▼▼▼
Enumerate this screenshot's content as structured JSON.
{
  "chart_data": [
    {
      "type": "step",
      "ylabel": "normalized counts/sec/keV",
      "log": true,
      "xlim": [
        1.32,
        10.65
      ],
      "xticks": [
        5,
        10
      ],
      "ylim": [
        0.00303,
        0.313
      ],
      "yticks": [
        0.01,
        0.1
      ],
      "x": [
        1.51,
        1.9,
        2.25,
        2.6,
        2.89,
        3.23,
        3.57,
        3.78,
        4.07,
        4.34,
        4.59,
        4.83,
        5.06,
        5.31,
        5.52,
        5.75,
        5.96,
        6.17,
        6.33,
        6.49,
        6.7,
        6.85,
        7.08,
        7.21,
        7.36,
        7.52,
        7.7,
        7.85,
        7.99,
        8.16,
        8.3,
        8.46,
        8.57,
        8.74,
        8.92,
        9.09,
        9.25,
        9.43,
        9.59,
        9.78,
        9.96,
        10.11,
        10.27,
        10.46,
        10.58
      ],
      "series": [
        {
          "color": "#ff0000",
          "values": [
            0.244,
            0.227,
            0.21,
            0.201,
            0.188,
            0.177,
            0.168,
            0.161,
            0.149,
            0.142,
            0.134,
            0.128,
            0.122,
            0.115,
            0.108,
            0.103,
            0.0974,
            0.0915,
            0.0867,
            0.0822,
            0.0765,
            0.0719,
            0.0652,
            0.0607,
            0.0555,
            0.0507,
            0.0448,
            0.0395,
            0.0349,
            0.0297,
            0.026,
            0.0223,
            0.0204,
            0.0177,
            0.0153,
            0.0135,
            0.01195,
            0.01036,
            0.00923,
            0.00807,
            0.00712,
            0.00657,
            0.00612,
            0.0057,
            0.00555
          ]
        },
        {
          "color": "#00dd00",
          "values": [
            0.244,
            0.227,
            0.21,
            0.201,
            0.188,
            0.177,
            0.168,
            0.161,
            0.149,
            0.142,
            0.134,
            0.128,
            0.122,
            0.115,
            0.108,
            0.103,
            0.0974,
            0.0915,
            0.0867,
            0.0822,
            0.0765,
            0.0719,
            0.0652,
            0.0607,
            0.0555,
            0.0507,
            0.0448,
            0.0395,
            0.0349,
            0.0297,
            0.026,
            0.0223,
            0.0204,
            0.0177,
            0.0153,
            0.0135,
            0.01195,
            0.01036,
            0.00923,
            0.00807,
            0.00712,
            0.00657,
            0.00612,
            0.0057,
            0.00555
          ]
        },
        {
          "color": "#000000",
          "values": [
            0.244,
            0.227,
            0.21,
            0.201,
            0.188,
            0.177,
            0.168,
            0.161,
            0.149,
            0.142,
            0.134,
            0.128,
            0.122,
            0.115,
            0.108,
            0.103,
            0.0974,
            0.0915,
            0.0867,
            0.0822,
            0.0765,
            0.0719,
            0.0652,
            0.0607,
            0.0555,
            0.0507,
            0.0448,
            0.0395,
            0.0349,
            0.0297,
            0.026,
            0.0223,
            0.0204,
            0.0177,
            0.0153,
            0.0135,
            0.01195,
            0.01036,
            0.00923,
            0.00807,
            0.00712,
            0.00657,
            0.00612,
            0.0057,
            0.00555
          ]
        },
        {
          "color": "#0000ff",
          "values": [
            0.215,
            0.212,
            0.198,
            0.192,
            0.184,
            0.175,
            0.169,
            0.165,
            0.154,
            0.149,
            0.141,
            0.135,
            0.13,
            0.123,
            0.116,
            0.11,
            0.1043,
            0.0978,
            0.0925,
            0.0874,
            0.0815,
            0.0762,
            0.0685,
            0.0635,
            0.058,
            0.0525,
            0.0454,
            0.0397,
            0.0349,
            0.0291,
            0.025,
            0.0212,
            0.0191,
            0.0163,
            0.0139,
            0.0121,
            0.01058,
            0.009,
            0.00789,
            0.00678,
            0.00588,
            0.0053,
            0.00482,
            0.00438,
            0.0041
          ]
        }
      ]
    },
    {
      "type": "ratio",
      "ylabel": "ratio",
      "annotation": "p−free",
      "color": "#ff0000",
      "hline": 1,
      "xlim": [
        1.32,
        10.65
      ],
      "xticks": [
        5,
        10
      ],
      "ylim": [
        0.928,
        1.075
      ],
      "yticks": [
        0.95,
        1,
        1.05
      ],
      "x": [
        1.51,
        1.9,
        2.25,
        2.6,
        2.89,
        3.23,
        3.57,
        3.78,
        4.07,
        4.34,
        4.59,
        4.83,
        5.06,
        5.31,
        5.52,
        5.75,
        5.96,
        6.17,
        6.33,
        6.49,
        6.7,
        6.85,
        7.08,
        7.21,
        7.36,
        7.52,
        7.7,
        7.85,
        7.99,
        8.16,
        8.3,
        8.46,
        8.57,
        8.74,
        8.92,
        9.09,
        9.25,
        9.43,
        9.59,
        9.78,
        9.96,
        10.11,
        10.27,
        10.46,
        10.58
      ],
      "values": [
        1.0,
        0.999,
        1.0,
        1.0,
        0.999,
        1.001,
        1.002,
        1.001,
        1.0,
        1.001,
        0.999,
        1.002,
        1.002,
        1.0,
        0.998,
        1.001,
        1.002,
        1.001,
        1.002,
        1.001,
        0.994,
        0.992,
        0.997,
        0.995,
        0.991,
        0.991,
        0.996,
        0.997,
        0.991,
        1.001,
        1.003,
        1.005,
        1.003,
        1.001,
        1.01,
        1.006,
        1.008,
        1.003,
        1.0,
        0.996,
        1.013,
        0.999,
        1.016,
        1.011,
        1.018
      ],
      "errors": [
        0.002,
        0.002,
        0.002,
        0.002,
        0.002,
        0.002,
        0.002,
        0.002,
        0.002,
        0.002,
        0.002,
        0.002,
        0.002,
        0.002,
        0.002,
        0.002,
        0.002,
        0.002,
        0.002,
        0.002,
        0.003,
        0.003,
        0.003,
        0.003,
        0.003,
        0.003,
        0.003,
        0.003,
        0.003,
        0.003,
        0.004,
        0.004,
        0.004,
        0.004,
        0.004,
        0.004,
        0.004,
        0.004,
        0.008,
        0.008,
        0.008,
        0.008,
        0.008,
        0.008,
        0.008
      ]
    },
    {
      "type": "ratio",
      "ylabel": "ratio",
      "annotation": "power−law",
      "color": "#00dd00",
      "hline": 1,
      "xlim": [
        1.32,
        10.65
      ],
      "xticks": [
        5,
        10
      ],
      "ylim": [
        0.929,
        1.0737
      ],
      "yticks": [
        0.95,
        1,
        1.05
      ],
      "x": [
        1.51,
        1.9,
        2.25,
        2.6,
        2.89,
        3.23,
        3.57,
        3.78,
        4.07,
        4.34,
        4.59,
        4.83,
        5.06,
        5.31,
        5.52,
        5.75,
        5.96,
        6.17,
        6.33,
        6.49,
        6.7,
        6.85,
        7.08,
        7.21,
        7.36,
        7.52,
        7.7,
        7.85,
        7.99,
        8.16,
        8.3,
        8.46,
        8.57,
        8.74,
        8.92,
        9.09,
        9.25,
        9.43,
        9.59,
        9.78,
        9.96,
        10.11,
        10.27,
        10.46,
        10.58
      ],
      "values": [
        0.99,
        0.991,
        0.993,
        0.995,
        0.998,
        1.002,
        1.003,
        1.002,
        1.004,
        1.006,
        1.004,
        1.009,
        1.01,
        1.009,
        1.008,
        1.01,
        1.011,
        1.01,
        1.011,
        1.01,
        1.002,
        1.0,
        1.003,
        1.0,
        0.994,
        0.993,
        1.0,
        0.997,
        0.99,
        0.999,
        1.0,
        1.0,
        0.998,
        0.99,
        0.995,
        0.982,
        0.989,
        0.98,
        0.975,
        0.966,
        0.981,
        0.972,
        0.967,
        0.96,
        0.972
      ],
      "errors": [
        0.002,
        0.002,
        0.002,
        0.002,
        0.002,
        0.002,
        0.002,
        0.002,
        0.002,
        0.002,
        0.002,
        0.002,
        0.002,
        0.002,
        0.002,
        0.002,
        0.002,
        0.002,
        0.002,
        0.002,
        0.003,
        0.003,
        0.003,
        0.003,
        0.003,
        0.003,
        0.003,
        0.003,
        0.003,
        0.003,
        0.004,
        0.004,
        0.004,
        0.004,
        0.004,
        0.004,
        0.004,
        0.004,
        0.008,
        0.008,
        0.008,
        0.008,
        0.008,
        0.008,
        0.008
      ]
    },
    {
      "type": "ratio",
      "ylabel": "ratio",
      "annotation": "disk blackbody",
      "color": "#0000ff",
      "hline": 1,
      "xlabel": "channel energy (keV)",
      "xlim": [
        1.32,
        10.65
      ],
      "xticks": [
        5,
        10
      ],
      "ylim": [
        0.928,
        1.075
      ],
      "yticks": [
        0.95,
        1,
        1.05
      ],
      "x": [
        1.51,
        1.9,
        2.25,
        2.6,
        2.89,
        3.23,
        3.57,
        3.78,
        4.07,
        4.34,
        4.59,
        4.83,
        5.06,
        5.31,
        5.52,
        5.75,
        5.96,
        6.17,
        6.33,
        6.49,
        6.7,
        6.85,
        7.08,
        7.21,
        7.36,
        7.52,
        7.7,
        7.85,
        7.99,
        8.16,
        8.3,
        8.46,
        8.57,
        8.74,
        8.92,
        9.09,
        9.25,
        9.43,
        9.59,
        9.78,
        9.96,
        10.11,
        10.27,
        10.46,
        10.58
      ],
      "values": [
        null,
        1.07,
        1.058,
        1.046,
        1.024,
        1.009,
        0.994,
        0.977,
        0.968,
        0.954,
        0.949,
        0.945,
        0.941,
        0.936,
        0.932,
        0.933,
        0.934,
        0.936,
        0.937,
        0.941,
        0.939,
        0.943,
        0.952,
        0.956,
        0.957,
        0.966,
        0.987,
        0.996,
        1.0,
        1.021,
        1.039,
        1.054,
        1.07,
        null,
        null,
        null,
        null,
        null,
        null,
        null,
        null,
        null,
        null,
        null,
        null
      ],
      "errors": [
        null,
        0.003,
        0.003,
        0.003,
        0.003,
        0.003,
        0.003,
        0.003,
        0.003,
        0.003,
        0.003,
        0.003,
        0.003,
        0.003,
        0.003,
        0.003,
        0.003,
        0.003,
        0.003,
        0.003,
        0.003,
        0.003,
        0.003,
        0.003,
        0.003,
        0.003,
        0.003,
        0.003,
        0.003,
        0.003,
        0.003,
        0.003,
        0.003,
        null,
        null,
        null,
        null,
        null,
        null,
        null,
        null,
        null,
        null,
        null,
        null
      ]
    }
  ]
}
▲▲▲
## Your goal
Search the entries for the word "color", then list each line that holds it.

## Answer for the task
          "color": "#ff0000",
          "color": "#00dd00",
          "color": "#000000",
          "color": "#0000ff",
      "color": "#ff0000",
      "color": "#00dd00",
      "color": "#0000ff",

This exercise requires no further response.